◆ Short exercise ◆
Among the entries that follow, tally the lines with the string "this". Give no more than the number.

◆ Data shown ◆
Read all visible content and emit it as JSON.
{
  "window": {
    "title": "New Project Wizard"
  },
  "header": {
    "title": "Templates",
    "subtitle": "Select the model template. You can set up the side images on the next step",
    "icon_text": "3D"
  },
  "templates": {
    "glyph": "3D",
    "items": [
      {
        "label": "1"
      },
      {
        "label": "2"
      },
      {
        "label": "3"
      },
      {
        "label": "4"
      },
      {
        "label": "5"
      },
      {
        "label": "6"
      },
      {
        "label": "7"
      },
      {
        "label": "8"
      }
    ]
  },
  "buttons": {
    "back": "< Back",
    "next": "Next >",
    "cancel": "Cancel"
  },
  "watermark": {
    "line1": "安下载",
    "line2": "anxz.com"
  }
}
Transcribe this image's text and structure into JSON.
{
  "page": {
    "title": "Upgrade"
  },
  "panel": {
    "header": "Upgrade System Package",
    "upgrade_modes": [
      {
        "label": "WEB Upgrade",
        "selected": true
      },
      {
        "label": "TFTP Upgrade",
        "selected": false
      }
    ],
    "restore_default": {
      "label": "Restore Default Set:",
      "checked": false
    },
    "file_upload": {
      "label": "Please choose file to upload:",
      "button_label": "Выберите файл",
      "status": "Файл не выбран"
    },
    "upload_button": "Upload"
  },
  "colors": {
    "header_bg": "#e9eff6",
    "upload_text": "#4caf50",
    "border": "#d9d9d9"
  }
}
...
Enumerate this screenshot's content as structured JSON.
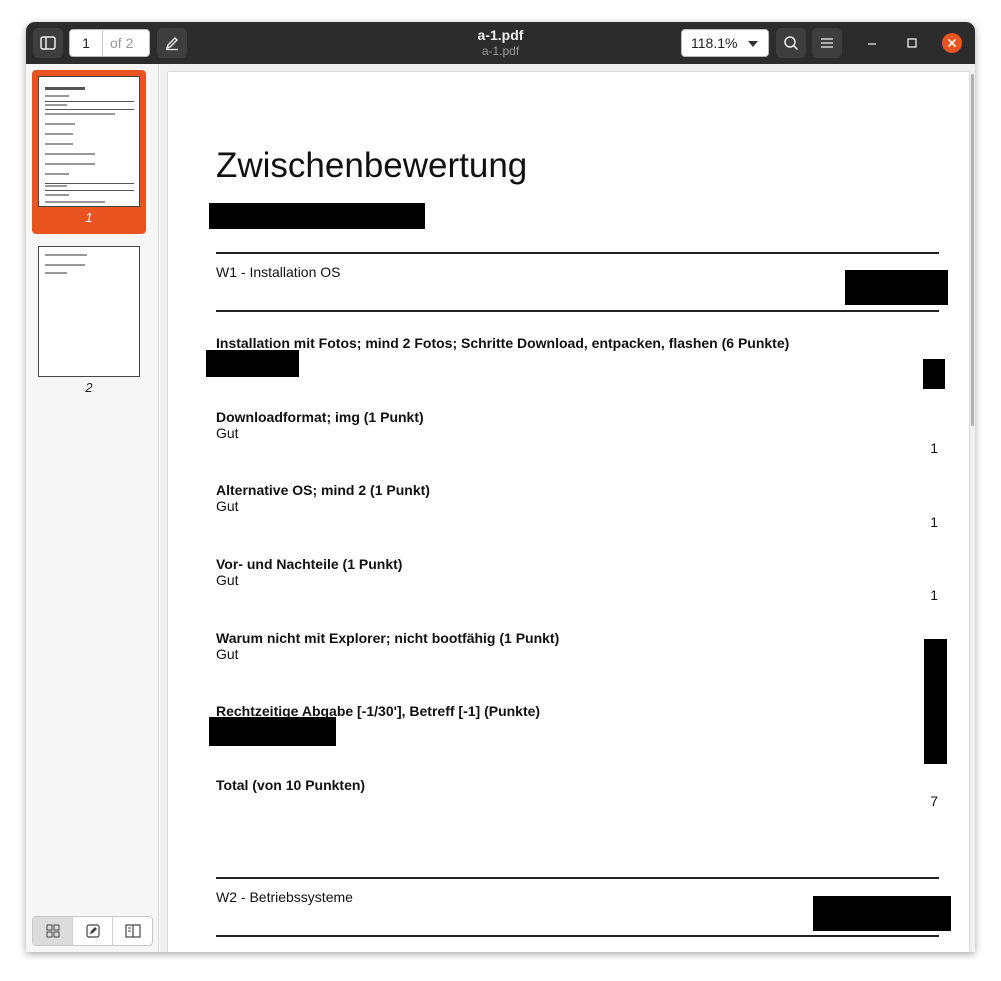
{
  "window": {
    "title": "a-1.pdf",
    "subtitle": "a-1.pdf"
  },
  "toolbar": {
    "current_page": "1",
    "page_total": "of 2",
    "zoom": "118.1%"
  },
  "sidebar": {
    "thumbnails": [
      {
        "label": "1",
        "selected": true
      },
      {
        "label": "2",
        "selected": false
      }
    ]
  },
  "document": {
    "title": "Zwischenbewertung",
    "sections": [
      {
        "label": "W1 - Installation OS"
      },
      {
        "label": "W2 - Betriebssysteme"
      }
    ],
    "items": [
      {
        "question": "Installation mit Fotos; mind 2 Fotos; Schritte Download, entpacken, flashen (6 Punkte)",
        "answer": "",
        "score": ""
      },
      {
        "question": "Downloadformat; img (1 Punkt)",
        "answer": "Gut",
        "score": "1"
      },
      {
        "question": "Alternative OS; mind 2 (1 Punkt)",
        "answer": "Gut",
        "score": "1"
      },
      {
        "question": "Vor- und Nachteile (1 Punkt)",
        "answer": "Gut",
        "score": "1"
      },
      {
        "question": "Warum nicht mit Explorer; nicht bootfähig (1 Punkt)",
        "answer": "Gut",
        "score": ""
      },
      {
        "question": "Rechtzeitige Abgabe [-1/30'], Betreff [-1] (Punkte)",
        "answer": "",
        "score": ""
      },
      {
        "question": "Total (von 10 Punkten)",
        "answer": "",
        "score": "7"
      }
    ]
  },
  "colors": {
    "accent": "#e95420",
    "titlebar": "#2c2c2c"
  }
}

◆ The response ◆
2